Livre (re) lu : John Steinbeck – The winter of my discontent

C’est vraiment le moment, dans ma vie, d’avoir terminé ce livre aujourd’hui.
Je ne vais pas vous parler de ma vie.
Parlons donc du livre.

Je tiens John Steinbeck pour le plus grand écrivain américain du 20ème siècle. J’ai du mal à élargir cette période, parce qu’il y a Joseph Conrad (mais était-il américain ? 😉 ) et Jack London (et Kérouac, et Brautigan, et peut-être Hemingway). Quant à Paul Auster, il est encore vivant, alors je ne le compte pas.
Je vais être terrible, mais ce soir, je suis terrible, je brûle tout ce que j’ai, littéralement.
On me dit Kérouac, je brûle ses Clochards célestes. On me dit Hemingway, je rigole, parce que c’est bien, mais j’ai compris son écriture, je le brûle sans hésiter. On me dit Brautigan, c’est comme Kérouac, je le brûle parce que je sais que je l’ai intégré, mais je les remercie tous les deux, ils m’ont littéralement guidé.

Il reste Conrad et Steinbeck. Je sais lequel je vais brûler, car je sais lequel je veux garder. Mais je sais que je regretterai Conrad.
Je me retrouve face à Steinbeck.
Je continue à brûler. La question n’est pas « qu’est-ce que j’aime » (sinon, je n’aurais rien brûlé), la question est « qu’est-ce qui m’est nécessaire ».
Alors je brûle Tortilla Flat, mais je garde Tendre Jeudi. Je brûle Les raisins de la colère, mais je garde En un combat douteux.
Je garde probablement A l’est d’eden, ce qui veut dire que je brûle Au dieu inconnu et La coupe d’or.
C’est terrible, cet holocauste.

Il me reste Les naufragés de l’autocar, mais face au Winter, c’est comme le duel Conrad-Steinbeck, je le brûle. Travels with Charley disparaît aussi, de toute façon, qui connaissait ce récit ?
S’il faut n’en retenir qu’un seul, je brûle tout sauf The winter of my discontent. (je crois que ça a été traduit, selon les textes shakespeariens, par « En une saison froide et amère »).
Si on me demandait de résumer The winter of my discontent, je citerais ce proverbe polonais (?) :

« en cas de problème, il t’est permis de faire un bout de chemin avec le diable. Mais pas au delà du passage difficile. »

Annotations des cadres de délimitation:

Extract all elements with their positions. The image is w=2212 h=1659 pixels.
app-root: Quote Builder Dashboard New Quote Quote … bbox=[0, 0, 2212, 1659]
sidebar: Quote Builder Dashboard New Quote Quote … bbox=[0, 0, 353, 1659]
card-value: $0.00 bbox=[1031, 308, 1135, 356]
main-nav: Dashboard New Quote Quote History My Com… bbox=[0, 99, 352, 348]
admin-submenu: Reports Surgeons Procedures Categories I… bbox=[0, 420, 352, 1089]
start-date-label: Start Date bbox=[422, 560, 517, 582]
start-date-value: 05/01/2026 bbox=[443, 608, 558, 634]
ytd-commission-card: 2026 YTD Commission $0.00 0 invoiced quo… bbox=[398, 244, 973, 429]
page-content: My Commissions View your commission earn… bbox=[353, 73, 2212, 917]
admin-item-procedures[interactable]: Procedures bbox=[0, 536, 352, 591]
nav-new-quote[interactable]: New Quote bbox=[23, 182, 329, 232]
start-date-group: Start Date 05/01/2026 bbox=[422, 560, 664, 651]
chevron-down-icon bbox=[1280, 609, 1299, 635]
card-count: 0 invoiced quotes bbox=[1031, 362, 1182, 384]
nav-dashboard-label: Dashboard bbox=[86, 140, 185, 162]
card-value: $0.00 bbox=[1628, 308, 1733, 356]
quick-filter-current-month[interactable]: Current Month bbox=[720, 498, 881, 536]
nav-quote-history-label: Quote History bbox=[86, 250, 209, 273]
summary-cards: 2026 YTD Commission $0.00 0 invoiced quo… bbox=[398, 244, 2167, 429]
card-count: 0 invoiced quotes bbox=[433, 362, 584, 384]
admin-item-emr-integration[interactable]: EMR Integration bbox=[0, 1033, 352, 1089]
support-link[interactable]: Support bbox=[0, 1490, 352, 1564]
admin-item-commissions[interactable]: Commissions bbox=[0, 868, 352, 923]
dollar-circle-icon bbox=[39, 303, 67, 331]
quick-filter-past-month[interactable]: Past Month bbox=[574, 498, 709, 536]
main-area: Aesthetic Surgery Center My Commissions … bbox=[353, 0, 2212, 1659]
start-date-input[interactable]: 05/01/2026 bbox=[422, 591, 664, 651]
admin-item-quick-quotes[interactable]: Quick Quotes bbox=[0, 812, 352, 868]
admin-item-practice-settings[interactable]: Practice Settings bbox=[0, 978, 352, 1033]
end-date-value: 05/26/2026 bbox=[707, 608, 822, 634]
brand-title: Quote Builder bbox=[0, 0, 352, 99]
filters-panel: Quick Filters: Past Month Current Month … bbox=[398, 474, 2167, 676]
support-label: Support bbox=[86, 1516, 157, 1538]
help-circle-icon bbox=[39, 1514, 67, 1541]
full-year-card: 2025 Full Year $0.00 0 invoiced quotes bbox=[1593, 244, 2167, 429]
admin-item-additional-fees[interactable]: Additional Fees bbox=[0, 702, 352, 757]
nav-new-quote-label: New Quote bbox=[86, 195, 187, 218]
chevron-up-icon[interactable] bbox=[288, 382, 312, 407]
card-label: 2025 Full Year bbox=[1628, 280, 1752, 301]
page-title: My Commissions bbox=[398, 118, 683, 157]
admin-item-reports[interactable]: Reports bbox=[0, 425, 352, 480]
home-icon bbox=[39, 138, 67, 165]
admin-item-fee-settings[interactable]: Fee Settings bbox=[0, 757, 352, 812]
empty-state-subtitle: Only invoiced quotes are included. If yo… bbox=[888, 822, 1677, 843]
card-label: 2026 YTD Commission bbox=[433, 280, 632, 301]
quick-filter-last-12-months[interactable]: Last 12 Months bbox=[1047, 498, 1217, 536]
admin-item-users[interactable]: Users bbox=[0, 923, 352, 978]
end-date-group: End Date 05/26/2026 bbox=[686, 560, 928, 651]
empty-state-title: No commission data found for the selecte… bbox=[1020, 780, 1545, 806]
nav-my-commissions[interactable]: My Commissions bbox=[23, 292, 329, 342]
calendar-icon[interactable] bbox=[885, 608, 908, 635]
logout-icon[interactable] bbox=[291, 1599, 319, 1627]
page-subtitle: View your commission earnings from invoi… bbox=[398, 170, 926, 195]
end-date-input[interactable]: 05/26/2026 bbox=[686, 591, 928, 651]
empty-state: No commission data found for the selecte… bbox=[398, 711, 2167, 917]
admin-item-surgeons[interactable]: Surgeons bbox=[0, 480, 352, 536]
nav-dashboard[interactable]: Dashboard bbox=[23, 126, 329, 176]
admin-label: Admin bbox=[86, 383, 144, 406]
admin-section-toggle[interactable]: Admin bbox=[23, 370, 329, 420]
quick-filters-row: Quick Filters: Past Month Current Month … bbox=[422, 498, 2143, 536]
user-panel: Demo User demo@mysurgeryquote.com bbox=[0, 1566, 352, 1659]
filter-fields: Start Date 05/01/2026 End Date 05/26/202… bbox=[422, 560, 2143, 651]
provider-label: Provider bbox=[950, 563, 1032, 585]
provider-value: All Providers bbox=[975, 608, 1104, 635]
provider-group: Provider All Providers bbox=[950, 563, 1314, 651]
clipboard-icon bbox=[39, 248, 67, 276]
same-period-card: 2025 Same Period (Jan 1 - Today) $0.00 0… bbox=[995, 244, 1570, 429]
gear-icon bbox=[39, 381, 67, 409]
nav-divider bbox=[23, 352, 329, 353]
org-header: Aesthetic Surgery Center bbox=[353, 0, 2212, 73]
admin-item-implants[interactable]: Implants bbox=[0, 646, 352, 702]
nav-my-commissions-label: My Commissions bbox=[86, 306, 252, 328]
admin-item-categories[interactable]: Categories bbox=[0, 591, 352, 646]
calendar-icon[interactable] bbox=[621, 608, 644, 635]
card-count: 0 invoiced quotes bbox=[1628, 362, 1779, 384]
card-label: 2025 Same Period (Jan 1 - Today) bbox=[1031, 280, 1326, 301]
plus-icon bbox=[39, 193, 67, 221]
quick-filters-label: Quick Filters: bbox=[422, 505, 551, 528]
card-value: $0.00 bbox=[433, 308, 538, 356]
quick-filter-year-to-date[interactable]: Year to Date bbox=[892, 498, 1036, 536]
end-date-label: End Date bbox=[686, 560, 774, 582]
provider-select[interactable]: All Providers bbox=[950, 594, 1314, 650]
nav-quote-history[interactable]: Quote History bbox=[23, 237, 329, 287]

[TRAVAIL À FAIRE]
Indiquez si chacune des affirmations suivantes est conforme au billet ci-dessus en répondant par oui ou par non, et citez à l'identique les mots du billet qui le justifient.
1. Tendre Jeudi fait partie des livres gardés.
2. Paul Auster est pris en compte parmi les plus grands écrivains américains du 20ème siècle.
3. Les raisins de la colère est conservé.

[RÉPONSE ATTENDUE]
1. Oui : « je brûle Tortilla Flat, mais je garde Tendre Jeudi »
2. Non : « Quant à Paul Auster, il est encore vivant, alors je ne le compte pas. »
3. Non : « Je brûle Les raisins de la colère, mais je garde En un combat douteux. »